[Data records]
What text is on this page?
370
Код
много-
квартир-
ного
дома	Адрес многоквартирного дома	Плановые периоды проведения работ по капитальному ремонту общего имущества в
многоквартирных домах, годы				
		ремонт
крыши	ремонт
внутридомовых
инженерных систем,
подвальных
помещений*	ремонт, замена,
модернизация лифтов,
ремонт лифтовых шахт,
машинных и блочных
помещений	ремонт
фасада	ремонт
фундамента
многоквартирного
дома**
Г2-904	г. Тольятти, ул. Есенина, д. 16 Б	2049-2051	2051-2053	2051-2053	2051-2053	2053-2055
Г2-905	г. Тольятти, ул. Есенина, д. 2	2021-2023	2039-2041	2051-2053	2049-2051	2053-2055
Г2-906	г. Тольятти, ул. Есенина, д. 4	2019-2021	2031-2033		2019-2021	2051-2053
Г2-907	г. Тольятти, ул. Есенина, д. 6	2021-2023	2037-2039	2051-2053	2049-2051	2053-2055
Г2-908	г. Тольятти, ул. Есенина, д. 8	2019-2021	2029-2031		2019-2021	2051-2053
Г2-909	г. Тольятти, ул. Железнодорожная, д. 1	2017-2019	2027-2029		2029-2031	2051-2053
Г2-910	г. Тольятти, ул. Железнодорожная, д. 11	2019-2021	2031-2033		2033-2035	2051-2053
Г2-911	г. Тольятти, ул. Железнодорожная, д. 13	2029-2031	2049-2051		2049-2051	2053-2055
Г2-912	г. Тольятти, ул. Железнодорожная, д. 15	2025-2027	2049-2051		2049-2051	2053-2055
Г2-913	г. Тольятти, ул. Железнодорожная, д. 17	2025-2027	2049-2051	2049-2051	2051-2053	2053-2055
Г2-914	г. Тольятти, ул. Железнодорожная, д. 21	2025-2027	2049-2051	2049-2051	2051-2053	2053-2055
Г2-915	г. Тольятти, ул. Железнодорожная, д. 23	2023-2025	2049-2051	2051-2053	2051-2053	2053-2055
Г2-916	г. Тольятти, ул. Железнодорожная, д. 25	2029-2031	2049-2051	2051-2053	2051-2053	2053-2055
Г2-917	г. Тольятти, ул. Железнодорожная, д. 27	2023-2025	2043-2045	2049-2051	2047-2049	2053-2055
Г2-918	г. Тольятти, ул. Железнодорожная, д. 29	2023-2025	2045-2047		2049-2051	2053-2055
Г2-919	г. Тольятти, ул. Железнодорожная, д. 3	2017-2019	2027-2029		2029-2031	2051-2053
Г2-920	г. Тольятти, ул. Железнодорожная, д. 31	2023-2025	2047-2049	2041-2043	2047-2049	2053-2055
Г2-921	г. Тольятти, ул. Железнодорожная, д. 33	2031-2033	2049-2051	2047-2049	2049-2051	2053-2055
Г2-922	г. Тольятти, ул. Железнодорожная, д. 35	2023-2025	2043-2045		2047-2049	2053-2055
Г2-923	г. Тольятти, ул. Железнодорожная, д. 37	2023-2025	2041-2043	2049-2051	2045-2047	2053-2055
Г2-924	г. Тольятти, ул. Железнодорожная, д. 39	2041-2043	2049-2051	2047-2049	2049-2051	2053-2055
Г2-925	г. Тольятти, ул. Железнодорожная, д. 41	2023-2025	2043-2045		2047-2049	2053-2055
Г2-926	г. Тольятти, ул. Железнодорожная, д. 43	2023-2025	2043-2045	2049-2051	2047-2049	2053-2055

§ OBJECTIVE:
Report the number of lines above that contain the word "многоквартирного", and only that number.

§ CORRECT RESULT:
2